> [Directions for this task] Reproduce exactly the lines beginning with the line that contains "What data populates" and ending at the final line of the material below.

> [Raw data]
┏━━

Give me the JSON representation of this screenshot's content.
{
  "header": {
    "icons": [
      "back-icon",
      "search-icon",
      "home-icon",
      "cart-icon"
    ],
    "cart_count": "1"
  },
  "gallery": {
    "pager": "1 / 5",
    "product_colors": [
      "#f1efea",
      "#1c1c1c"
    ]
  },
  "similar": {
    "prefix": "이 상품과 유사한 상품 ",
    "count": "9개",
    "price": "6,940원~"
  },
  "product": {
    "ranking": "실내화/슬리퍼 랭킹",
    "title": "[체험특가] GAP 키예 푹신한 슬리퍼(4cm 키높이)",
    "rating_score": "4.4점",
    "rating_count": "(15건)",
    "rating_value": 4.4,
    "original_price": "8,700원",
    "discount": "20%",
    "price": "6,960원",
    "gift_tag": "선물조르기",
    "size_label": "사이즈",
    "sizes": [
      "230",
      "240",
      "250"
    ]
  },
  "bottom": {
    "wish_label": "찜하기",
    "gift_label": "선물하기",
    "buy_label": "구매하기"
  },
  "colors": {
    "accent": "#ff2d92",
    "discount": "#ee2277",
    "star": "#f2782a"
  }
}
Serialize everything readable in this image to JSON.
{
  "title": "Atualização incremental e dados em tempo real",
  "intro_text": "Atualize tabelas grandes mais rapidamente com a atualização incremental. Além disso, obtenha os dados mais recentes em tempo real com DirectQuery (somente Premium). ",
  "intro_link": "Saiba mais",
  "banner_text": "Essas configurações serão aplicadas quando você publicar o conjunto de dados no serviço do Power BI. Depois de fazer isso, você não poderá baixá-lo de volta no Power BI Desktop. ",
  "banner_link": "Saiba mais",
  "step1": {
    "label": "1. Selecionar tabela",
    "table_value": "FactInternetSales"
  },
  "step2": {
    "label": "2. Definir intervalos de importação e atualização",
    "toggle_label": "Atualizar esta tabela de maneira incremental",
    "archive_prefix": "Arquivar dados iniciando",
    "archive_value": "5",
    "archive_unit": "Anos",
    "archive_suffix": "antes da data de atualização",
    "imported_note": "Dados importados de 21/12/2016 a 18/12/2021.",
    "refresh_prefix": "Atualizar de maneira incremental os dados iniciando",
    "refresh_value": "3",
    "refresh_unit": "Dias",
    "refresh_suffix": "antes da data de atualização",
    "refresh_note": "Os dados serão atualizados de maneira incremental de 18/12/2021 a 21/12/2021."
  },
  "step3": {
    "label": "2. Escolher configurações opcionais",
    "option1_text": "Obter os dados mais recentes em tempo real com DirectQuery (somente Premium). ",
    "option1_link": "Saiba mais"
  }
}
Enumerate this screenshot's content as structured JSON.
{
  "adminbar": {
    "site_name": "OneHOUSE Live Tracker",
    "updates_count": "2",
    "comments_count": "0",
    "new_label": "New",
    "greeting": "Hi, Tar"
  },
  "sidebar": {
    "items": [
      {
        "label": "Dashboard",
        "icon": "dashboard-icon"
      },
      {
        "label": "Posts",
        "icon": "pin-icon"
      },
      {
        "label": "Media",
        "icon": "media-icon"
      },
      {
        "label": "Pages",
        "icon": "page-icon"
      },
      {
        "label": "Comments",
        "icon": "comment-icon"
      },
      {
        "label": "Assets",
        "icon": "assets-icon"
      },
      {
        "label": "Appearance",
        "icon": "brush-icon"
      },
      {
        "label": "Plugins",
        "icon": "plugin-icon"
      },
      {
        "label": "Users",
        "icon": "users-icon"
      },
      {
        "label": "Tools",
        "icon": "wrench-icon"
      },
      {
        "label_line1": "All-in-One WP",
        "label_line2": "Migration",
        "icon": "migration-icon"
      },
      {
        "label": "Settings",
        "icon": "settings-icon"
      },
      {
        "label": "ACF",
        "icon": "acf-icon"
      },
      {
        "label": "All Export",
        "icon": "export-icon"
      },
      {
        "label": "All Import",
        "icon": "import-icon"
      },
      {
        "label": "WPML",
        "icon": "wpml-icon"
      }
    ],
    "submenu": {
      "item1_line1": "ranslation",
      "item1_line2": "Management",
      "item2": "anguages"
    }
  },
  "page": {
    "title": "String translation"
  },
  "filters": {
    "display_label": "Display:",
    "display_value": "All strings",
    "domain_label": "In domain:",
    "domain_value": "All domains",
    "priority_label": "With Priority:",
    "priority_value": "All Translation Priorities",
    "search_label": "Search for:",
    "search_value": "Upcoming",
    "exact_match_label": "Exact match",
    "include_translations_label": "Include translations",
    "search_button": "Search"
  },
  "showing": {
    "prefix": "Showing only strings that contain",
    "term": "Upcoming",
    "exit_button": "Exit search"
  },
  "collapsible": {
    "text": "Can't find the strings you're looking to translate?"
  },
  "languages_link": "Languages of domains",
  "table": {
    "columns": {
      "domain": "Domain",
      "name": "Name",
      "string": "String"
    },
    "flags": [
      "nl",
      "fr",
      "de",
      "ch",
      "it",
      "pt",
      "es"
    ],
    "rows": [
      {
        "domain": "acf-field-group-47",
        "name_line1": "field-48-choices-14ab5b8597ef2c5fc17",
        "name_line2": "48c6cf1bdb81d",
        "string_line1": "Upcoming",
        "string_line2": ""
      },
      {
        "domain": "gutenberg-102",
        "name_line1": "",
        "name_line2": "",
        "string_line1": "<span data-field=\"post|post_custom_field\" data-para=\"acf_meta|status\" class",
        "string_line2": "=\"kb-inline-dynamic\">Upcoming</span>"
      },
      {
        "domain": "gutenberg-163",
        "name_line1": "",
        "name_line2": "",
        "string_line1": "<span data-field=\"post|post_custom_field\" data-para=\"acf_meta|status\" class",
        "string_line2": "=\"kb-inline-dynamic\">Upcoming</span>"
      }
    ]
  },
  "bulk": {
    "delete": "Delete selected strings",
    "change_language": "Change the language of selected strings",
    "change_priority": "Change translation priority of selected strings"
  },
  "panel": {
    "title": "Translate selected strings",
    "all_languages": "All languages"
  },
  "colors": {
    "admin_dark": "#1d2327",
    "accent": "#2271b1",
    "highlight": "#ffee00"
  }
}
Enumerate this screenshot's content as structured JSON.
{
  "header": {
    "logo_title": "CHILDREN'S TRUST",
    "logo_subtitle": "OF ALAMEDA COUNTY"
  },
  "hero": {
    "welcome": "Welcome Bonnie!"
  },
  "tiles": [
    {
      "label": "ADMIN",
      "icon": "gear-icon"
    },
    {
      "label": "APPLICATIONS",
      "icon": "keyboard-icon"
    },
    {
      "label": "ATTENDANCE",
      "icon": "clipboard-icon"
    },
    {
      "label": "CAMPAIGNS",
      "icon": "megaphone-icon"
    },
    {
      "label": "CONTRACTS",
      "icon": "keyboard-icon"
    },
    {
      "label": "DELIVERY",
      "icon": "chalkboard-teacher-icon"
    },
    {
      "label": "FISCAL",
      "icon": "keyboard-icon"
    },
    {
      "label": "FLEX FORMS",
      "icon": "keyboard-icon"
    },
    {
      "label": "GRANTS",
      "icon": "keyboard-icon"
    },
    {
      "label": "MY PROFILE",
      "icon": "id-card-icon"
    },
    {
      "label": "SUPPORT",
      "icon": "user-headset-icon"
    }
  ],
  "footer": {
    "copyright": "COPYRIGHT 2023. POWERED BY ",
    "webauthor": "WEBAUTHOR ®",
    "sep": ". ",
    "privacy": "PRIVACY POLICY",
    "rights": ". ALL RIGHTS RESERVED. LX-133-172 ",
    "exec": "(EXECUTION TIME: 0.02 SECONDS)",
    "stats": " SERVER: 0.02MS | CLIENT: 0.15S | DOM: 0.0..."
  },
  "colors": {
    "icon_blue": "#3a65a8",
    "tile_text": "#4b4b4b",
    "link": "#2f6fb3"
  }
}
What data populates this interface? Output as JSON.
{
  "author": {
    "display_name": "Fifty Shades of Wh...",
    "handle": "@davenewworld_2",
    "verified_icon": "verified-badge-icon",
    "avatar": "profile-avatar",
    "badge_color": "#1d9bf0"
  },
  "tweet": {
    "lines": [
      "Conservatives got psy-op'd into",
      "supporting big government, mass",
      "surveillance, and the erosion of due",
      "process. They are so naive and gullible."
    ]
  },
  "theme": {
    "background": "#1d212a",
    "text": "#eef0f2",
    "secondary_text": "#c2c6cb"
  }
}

┗━━

> [Answer in full]
What data populates this interface? Output as JSON.
{
  "author": {
    "display_name": "Fifty Shades of Wh...",
    "handle": "@davenewworld_2",
    "verified_icon": "verified-badge-icon",
    "avatar": "profile-avatar",
    "badge_color": "#1d9bf0"
  },
  "tweet": {
    "lines": [
      "Conservatives got psy-op'd into",
      "supporting big government, mass",
      "surveillance, and the erosion of due",
      "process. They are so naive and gullible."
    ]
  },
  "theme": {
    "background": "#1d212a",
    "text": "#eef0f2",
    "secondary_text": "#c2c6cb"
  }
}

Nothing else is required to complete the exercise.